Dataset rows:
···
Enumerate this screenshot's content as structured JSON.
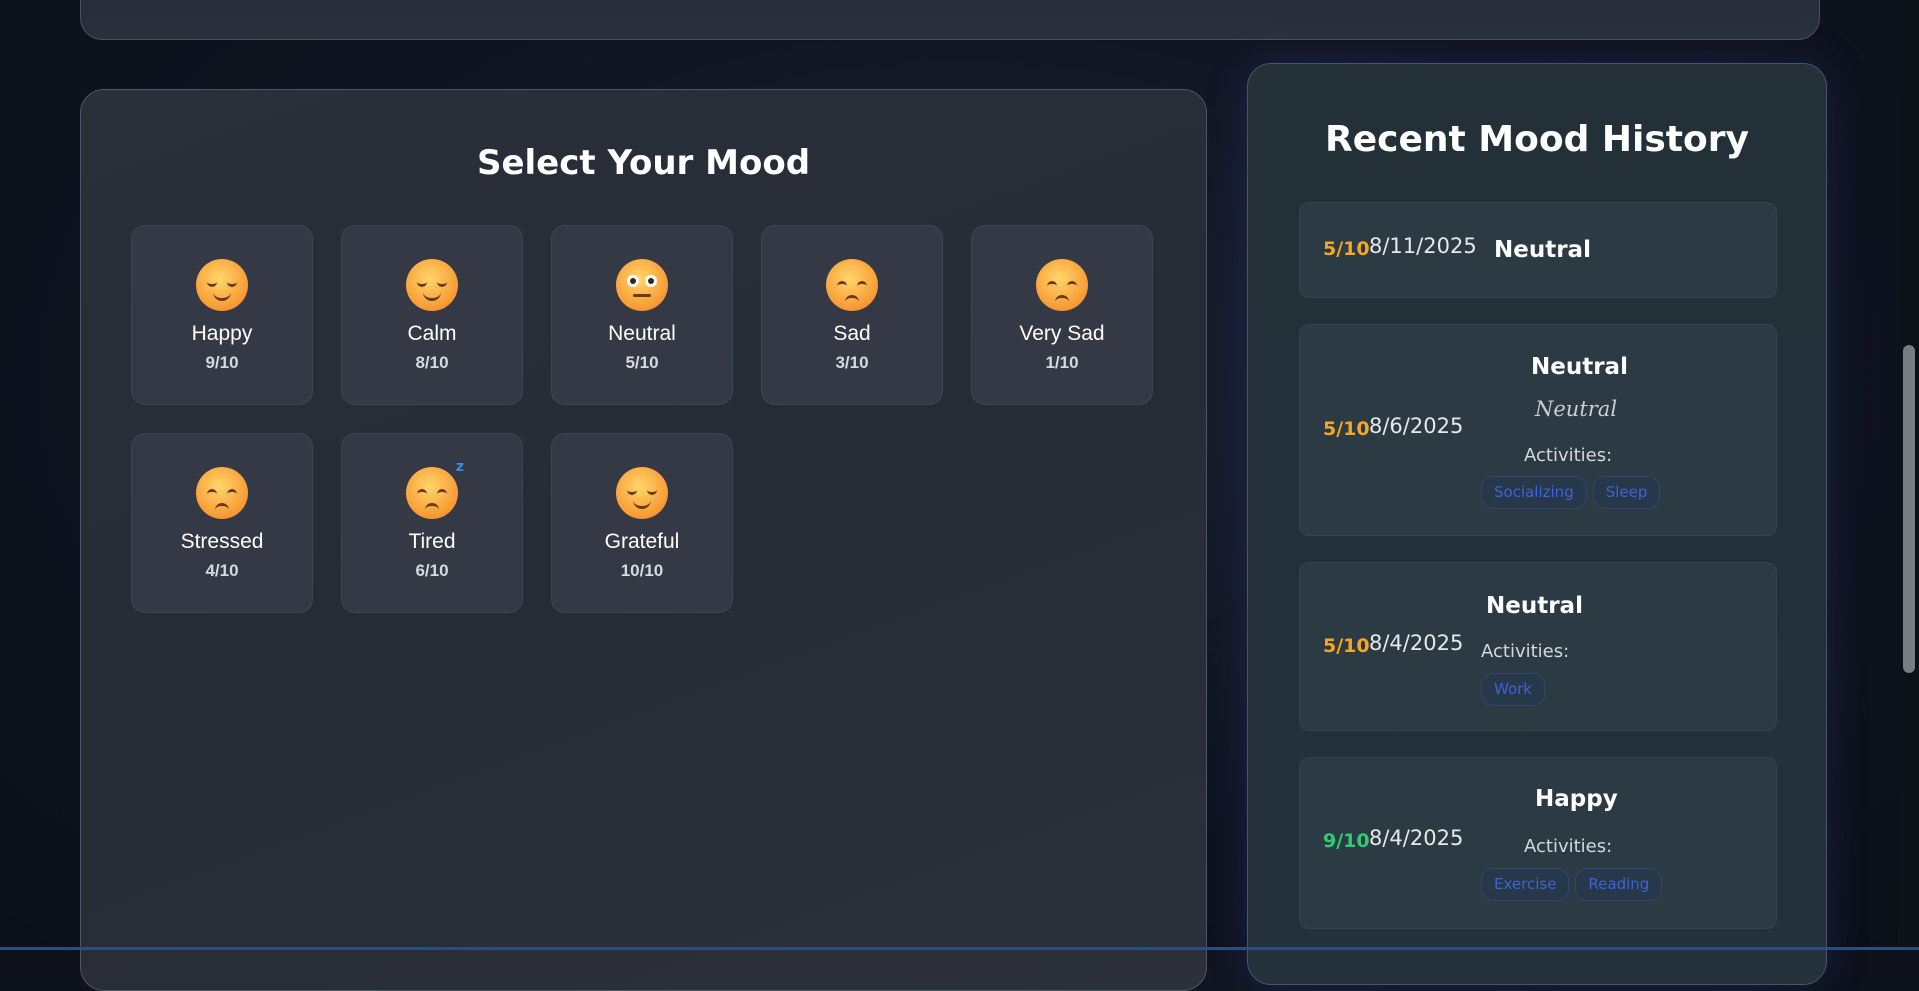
{
  "mood_selector": {
    "title": "Select Your Mood",
    "moods": [
      {
        "name": "Happy",
        "score": "9/10",
        "icon": "smiling-face-icon"
      },
      {
        "name": "Calm",
        "score": "8/10",
        "icon": "relieved-face-icon"
      },
      {
        "name": "Neutral",
        "score": "5/10",
        "icon": "neutral-face-icon"
      },
      {
        "name": "Sad",
        "score": "3/10",
        "icon": "pensive-face-icon"
      },
      {
        "name": "Very Sad",
        "score": "1/10",
        "icon": "pensive-face-icon"
      },
      {
        "name": "Stressed",
        "score": "4/10",
        "icon": "pensive-face-icon"
      },
      {
        "name": "Tired",
        "score": "6/10",
        "icon": "sleeping-face-icon"
      },
      {
        "name": "Grateful",
        "score": "10/10",
        "icon": "smiling-face-icon"
      }
    ]
  },
  "history": {
    "title": "Recent Mood History",
    "activities_label": "Activities:",
    "entries": [
      {
        "score": "5/10",
        "score_color": "#f5a623",
        "date": "8/11/2025",
        "mood": "Neutral",
        "note": "",
        "activities": []
      },
      {
        "score": "5/10",
        "score_color": "#f5a623",
        "date": "8/6/2025",
        "mood": "Neutral",
        "note": "Neutral",
        "activities": [
          "Socializing",
          "Sleep"
        ]
      },
      {
        "score": "5/10",
        "score_color": "#f5a623",
        "date": "8/4/2025",
        "mood": "Neutral",
        "note": "",
        "activities": [
          "Work"
        ]
      },
      {
        "score": "9/10",
        "score_color": "#2ecc71",
        "date": "8/4/2025",
        "mood": "Happy",
        "note": "",
        "activities": [
          "Exercise",
          "Reading"
        ]
      }
    ]
  }
}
···
* **What is expected**: Take the data above and repeat it exactly, leaving each picture out.

* **Solution to the exercise**:
Enumerate this screenshot's content as structured JSON.
{
  "mood_selector": {
    "title": "Select Your Mood",
    "moods": [
      {
        "name": "Happy",
        "score": "9/10",
        "icon": "smiling-face-icon"
      },
      {
        "name": "Calm",
        "score": "8/10",
        "icon": "relieved-face-icon"
      },
      {
        "name": "Neutral",
        "score": "5/10",
        "icon": "neutral-face-icon"
      },
      {
        "name": "Sad",
        "score": "3/10",
        "icon": "pensive-face-icon"
      },
      {
        "name": "Very Sad",
        "score": "1/10",
        "icon": "pensive-face-icon"
      },
      {
        "name": "Stressed",
        "score": "4/10",
        "icon": "pensive-face-icon"
      },
      {
        "name": "Tired",
        "score": "6/10",
        "icon": "sleeping-face-icon"
      },
      {
        "name": "Grateful",
        "score": "10/10",
        "icon": "smiling-face-icon"
      }
    ]
  },
  "history": {
    "title": "Recent Mood History",
    "activities_label": "Activities:",
    "entries": [
      {
        "score": "5/10",
        "score_color": "#f5a623",
        "date": "8/11/2025",
        "mood": "Neutral",
        "note": "",
        "activities": []
      },
      {
        "score": "5/10",
        "score_color": "#f5a623",
        "date": "8/6/2025",
        "mood": "Neutral",
        "note": "Neutral",
        "activities": [
          "Socializing",
          "Sleep"
        ]
      },
      {
        "score": "5/10",
        "score_color": "#f5a623",
        "date": "8/4/2025",
        "mood": "Neutral",
        "note": "",
        "activities": [
          "Work"
        ]
      },
      {
        "score": "9/10",
        "score_color": "#2ecc71",
        "date": "8/4/2025",
        "mood": "Happy",
        "note": "",
        "activities": [
          "Exercise",
          "Reading"
        ]
      }
    ]
  }
}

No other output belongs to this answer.